* [Description of the task] Return every entry exactly as it is written in the listing.

** Opening Dataset entries block **

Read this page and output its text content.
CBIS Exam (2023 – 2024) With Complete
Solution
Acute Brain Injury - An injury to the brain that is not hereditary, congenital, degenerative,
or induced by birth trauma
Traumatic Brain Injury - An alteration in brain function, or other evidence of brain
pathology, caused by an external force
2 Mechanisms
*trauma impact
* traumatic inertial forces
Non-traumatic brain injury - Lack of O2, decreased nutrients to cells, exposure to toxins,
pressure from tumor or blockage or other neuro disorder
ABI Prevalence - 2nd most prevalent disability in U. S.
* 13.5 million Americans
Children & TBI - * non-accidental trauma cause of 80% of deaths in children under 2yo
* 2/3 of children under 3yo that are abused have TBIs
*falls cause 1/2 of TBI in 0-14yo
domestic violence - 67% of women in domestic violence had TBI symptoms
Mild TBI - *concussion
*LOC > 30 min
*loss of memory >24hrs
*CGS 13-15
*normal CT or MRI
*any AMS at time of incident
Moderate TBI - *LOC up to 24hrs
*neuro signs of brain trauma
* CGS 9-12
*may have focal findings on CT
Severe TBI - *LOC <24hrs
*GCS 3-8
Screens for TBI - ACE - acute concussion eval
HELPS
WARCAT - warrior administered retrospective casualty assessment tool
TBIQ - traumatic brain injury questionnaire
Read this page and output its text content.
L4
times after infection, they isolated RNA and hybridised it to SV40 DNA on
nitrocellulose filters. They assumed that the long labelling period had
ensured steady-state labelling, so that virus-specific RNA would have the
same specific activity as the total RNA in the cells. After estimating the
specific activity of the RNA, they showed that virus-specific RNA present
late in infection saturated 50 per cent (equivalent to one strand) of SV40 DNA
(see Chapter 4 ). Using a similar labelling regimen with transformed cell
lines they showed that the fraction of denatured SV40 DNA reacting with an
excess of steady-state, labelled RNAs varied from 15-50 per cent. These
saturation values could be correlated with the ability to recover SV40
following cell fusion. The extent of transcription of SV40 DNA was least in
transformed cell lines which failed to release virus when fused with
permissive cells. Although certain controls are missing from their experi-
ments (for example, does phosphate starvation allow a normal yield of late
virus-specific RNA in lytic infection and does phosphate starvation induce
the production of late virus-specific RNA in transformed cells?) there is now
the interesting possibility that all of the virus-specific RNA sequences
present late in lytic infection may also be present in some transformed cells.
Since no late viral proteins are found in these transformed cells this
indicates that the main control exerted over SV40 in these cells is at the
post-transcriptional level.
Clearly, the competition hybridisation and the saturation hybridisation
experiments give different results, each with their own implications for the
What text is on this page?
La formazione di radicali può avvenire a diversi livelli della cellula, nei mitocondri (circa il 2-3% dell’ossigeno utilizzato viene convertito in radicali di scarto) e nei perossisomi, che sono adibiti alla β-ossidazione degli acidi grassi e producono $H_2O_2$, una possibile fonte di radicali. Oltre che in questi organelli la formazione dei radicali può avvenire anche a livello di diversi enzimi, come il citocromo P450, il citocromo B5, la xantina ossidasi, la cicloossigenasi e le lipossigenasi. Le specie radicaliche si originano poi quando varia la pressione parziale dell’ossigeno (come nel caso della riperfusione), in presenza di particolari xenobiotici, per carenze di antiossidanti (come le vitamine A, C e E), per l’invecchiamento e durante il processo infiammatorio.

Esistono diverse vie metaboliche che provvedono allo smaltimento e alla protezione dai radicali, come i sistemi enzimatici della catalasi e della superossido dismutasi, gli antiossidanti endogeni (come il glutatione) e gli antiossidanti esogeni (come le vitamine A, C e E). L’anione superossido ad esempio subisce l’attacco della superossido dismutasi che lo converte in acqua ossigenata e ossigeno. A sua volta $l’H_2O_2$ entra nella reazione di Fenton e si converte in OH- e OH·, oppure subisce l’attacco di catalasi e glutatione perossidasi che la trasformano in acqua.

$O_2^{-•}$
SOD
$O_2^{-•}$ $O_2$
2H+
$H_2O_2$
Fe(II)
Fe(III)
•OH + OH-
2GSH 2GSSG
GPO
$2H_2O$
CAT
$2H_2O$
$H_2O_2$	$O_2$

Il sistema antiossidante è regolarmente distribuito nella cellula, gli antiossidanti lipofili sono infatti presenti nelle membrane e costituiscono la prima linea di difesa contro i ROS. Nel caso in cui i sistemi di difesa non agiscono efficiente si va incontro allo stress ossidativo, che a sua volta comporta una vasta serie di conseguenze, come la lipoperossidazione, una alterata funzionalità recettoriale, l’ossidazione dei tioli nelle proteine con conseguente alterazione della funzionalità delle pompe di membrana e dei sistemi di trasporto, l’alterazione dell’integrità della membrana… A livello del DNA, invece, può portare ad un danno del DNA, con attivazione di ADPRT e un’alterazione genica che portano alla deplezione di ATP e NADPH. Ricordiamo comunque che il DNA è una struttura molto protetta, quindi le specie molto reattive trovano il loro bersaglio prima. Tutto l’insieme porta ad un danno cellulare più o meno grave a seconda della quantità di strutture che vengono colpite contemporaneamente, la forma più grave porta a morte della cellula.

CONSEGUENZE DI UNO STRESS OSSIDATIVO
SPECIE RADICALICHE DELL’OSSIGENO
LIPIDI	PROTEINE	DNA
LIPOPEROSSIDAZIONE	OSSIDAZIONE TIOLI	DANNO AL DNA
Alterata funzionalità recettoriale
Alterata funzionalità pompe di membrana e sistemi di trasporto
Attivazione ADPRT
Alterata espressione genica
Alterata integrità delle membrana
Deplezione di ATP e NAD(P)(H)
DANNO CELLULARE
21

** Closing Dataset entries block **

* [Reply]
Read this page and output its text content.
CBIS Exam (2023 – 2024) With Complete
Solution
Acute Brain Injury - An injury to the brain that is not hereditary, congenital, degenerative,
or induced by birth trauma
Traumatic Brain Injury - An alteration in brain function, or other evidence of brain
pathology, caused by an external force
2 Mechanisms
*trauma impact
* traumatic inertial forces
Non-traumatic brain injury - Lack of O2, decreased nutrients to cells, exposure to toxins,
pressure from tumor or blockage or other neuro disorder
ABI Prevalence - 2nd most prevalent disability in U. S.
* 13.5 million Americans
Children & TBI - * non-accidental trauma cause of 80% of deaths in children under 2yo
* 2/3 of children under 3yo that are abused have TBIs
*falls cause 1/2 of TBI in 0-14yo
domestic violence - 67% of women in domestic violence had TBI symptoms
Mild TBI - *concussion
*LOC > 30 min
*loss of memory >24hrs
*CGS 13-15
*normal CT or MRI
*any AMS at time of incident
Moderate TBI - *LOC up to 24hrs
*neuro signs of brain trauma
* CGS 9-12
*may have focal findings on CT
Severe TBI - *LOC <24hrs
*GCS 3-8
Screens for TBI - ACE - acute concussion eval
HELPS
WARCAT - warrior administered retrospective casualty assessment tool
TBIQ - traumatic brain injury questionnaire
Read this page and output its text content.
L4
times after infection, they isolated RNA and hybridised it to SV40 DNA on
nitrocellulose filters. They assumed that the long labelling period had
ensured steady-state labelling, so that virus-specific RNA would have the
same specific activity as the total RNA in the cells. After estimating the
specific activity of the RNA, they showed that virus-specific RNA present
late in infection saturated 50 per cent (equivalent to one strand) of SV40 DNA
(see Chapter 4 ). Using a similar labelling regimen with transformed cell
lines they showed that the fraction of denatured SV40 DNA reacting with an
excess of steady-state, labelled RNAs varied from 15-50 per cent. These
saturation values could be correlated with the ability to recover SV40
following cell fusion. The extent of transcription of SV40 DNA was least in
transformed cell lines which failed to release virus when fused with
permissive cells. Although certain controls are missing from their experi-
ments (for example, does phosphate starvation allow a normal yield of late
virus-specific RNA in lytic infection and does phosphate starvation induce
the production of late virus-specific RNA in transformed cells?) there is now
the interesting possibility that all of the virus-specific RNA sequences
present late in lytic infection may also be present in some transformed cells.
Since no late viral proteins are found in these transformed cells this
indicates that the main control exerted over SV40 in these cells is at the
post-transcriptional level.
Clearly, the competition hybridisation and the saturation hybridisation
experiments give different results, each with their own implications for the
What text is on this page?
La formazione di radicali può avvenire a diversi livelli della cellula, nei mitocondri (circa il 2-3% dell’ossigeno utilizzato viene convertito in radicali di scarto) e nei perossisomi, che sono adibiti alla β-ossidazione degli acidi grassi e producono $H_2O_2$, una possibile fonte di radicali. Oltre che in questi organelli la formazione dei radicali può avvenire anche a livello di diversi enzimi, come il citocromo P450, il citocromo B5, la xantina ossidasi, la cicloossigenasi e le lipossigenasi. Le specie radicaliche si originano poi quando varia la pressione parziale dell’ossigeno (come nel caso della riperfusione), in presenza di particolari xenobiotici, per carenze di antiossidanti (come le vitamine A, C e E), per l’invecchiamento e durante il processo infiammatorio.

Esistono diverse vie metaboliche che provvedono allo smaltimento e alla protezione dai radicali, come i sistemi enzimatici della catalasi e della superossido dismutasi, gli antiossidanti endogeni (come il glutatione) e gli antiossidanti esogeni (come le vitamine A, C e E). L’anione superossido ad esempio subisce l’attacco della superossido dismutasi che lo converte in acqua ossigenata e ossigeno. A sua volta $l’H_2O_2$ entra nella reazione di Fenton e si converte in OH- e OH·, oppure subisce l’attacco di catalasi e glutatione perossidasi che la trasformano in acqua.

$O_2^{-•}$
SOD
$O_2^{-•}$ $O_2$
2H+
$H_2O_2$
Fe(II)
Fe(III)
•OH + OH-
2GSH 2GSSG
GPO
$2H_2O$
CAT
$2H_2O$
$H_2O_2$	$O_2$

Il sistema antiossidante è regolarmente distribuito nella cellula, gli antiossidanti lipofili sono infatti presenti nelle membrane e costituiscono la prima linea di difesa contro i ROS. Nel caso in cui i sistemi di difesa non agiscono efficiente si va incontro allo stress ossidativo, che a sua volta comporta una vasta serie di conseguenze, come la lipoperossidazione, una alterata funzionalità recettoriale, l’ossidazione dei tioli nelle proteine con conseguente alterazione della funzionalità delle pompe di membrana e dei sistemi di trasporto, l’alterazione dell’integrità della membrana… A livello del DNA, invece, può portare ad un danno del DNA, con attivazione di ADPRT e un’alterazione genica che portano alla deplezione di ATP e NADPH. Ricordiamo comunque che il DNA è una struttura molto protetta, quindi le specie molto reattive trovano il loro bersaglio prima. Tutto l’insieme porta ad un danno cellulare più o meno grave a seconda della quantità di strutture che vengono colpite contemporaneamente, la forma più grave porta a morte della cellula.

CONSEGUENZE DI UNO STRESS OSSIDATIVO
SPECIE RADICALICHE DELL’OSSIGENO
LIPIDI	PROTEINE	DNA
LIPOPEROSSIDAZIONE	OSSIDAZIONE TIOLI	DANNO AL DNA
Alterata funzionalità recettoriale
Alterata funzionalità pompe di membrana e sistemi di trasporto
Attivazione ADPRT
Alterata espressione genica
Alterata integrità delle membrana
Deplezione di ATP e NAD(P)(H)
DANNO CELLULARE
21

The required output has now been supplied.